— START OF Source data —

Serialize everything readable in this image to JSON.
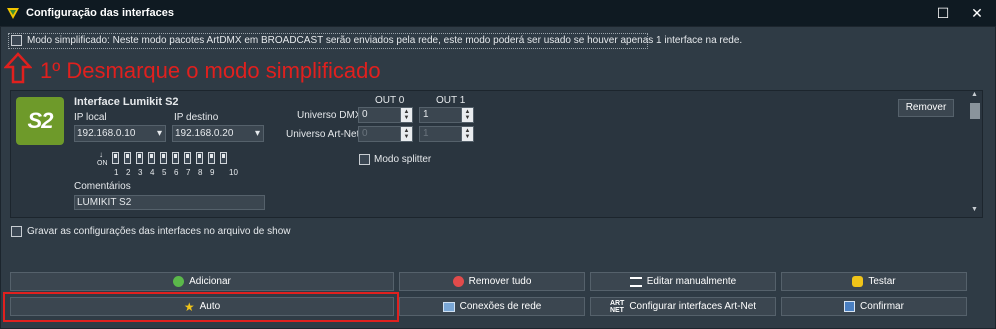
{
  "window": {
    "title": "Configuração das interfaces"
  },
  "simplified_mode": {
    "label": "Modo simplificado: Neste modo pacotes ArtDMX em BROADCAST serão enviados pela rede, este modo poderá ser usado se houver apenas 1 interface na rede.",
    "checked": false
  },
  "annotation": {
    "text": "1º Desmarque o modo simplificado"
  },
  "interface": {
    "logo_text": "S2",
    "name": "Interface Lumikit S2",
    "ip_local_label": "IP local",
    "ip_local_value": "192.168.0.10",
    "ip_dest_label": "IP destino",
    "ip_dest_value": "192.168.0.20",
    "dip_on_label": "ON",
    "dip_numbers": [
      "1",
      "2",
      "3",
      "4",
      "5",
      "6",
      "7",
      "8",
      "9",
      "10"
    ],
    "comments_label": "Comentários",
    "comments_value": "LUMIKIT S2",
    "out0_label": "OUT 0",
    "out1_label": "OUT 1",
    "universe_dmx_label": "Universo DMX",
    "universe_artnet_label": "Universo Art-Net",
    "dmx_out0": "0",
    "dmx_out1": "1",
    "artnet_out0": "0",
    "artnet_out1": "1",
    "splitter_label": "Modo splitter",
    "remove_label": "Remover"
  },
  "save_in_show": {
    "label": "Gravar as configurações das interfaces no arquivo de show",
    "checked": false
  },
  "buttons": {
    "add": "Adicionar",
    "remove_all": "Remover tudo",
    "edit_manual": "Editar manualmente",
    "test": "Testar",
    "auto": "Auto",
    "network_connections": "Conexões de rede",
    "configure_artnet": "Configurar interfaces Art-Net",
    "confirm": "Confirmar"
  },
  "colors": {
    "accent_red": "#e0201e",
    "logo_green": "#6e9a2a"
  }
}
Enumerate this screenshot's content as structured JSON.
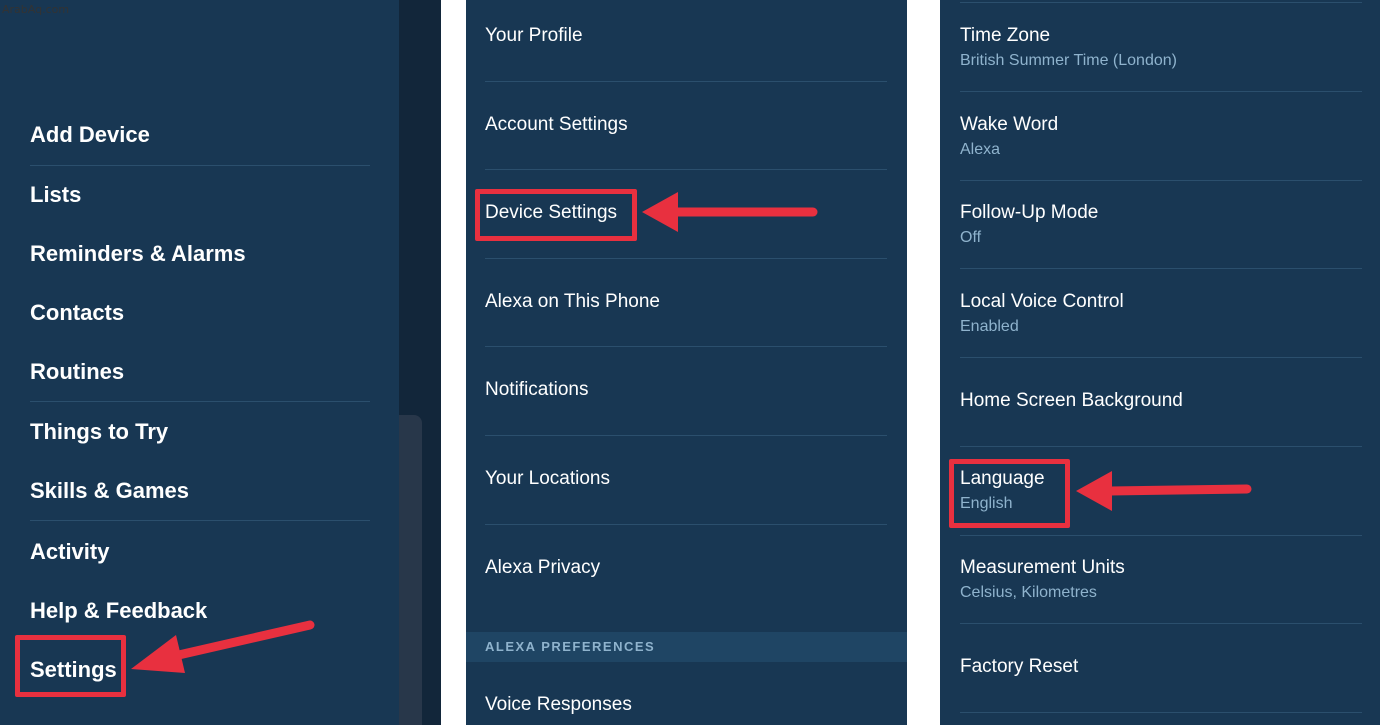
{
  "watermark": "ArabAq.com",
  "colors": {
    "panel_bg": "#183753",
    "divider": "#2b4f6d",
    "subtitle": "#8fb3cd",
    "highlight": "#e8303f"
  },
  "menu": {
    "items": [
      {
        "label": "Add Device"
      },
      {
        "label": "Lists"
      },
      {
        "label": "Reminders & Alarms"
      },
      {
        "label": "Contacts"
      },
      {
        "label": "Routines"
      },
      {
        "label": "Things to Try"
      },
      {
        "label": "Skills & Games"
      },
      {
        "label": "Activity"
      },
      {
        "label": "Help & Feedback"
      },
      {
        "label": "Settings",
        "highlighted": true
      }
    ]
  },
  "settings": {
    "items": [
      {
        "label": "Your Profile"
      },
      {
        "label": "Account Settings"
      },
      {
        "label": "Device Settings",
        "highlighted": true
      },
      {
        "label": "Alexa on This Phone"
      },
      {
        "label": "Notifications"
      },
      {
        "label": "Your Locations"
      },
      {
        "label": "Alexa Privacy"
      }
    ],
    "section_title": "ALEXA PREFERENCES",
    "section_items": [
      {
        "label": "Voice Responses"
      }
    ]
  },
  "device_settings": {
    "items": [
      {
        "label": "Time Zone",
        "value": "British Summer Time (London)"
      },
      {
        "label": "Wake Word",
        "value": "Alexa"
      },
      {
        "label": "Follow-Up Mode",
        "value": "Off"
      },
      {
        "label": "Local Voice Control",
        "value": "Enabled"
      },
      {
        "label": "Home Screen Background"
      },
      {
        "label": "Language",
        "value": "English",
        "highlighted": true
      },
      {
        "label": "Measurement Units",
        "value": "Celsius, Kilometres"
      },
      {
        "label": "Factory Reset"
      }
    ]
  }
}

— END OF Source data —

__Your task__
All records should be output exactly, with the pictures left out.

__Finished task__
Serialize everything readable in this image to JSON.
{
  "window": {
    "title": "Configuração das interfaces"
  },
  "simplified_mode": {
    "label": "Modo simplificado: Neste modo pacotes ArtDMX em BROADCAST serão enviados pela rede, este modo poderá ser usado se houver apenas 1 interface na rede.",
    "checked": false
  },
  "annotation": {
    "text": "1º Desmarque o modo simplificado"
  },
  "interface": {
    "logo_text": "S2",
    "name": "Interface Lumikit S2",
    "ip_local_label": "IP local",
    "ip_local_value": "192.168.0.10",
    "ip_dest_label": "IP destino",
    "ip_dest_value": "192.168.0.20",
    "dip_on_label": "ON",
    "dip_numbers": [
      "1",
      "2",
      "3",
      "4",
      "5",
      "6",
      "7",
      "8",
      "9",
      "10"
    ],
    "comments_label": "Comentários",
    "comments_value": "LUMIKIT S2",
    "out0_label": "OUT 0",
    "out1_label": "OUT 1",
    "universe_dmx_label": "Universo DMX",
    "universe_artnet_label": "Universo Art-Net",
    "dmx_out0": "0",
    "dmx_out1": "1",
    "artnet_out0": "0",
    "artnet_out1": "1",
    "splitter_label": "Modo splitter",
    "remove_label": "Remover"
  },
  "save_in_show": {
    "label": "Gravar as configurações das interfaces no arquivo de show",
    "checked": false
  },
  "buttons": {
    "add": "Adicionar",
    "remove_all": "Remover tudo",
    "edit_manual": "Editar manualmente",
    "test": "Testar",
    "auto": "Auto",
    "network_connections": "Conexões de rede",
    "configure_artnet": "Configurar interfaces Art-Net",
    "confirm": "Confirmar"
  },
  "colors": {
    "accent_red": "#e0201e",
    "logo_green": "#6e9a2a"
  }
}
Enumerate this screenshot's content as structured JSON.
{
  "watermark": "ArabAq.com",
  "colors": {
    "panel_bg": "#183753",
    "divider": "#2b4f6d",
    "subtitle": "#8fb3cd",
    "highlight": "#e8303f"
  },
  "menu": {
    "items": [
      {
        "label": "Add Device"
      },
      {
        "label": "Lists"
      },
      {
        "label": "Reminders & Alarms"
      },
      {
        "label": "Contacts"
      },
      {
        "label": "Routines"
      },
      {
        "label": "Things to Try"
      },
      {
        "label": "Skills & Games"
      },
      {
        "label": "Activity"
      },
      {
        "label": "Help & Feedback"
      },
      {
        "label": "Settings",
        "highlighted": true
      }
    ]
  },
  "settings": {
    "items": [
      {
        "label": "Your Profile"
      },
      {
        "label": "Account Settings"
      },
      {
        "label": "Device Settings",
        "highlighted": true
      },
      {
        "label": "Alexa on This Phone"
      },
      {
        "label": "Notifications"
      },
      {
        "label": "Your Locations"
      },
      {
        "label": "Alexa Privacy"
      }
    ],
    "section_title": "ALEXA PREFERENCES",
    "section_items": [
      {
        "label": "Voice Responses"
      }
    ]
  },
  "device_settings": {
    "items": [
      {
        "label": "Time Zone",
        "value": "British Summer Time (London)"
      },
      {
        "label": "Wake Word",
        "value": "Alexa"
      },
      {
        "label": "Follow-Up Mode",
        "value": "Off"
      },
      {
        "label": "Local Voice Control",
        "value": "Enabled"
      },
      {
        "label": "Home Screen Background"
      },
      {
        "label": "Language",
        "value": "English",
        "highlighted": true
      },
      {
        "label": "Measurement Units",
        "value": "Celsius, Kilometres"
      },
      {
        "label": "Factory Reset"
      }
    ]
  }
}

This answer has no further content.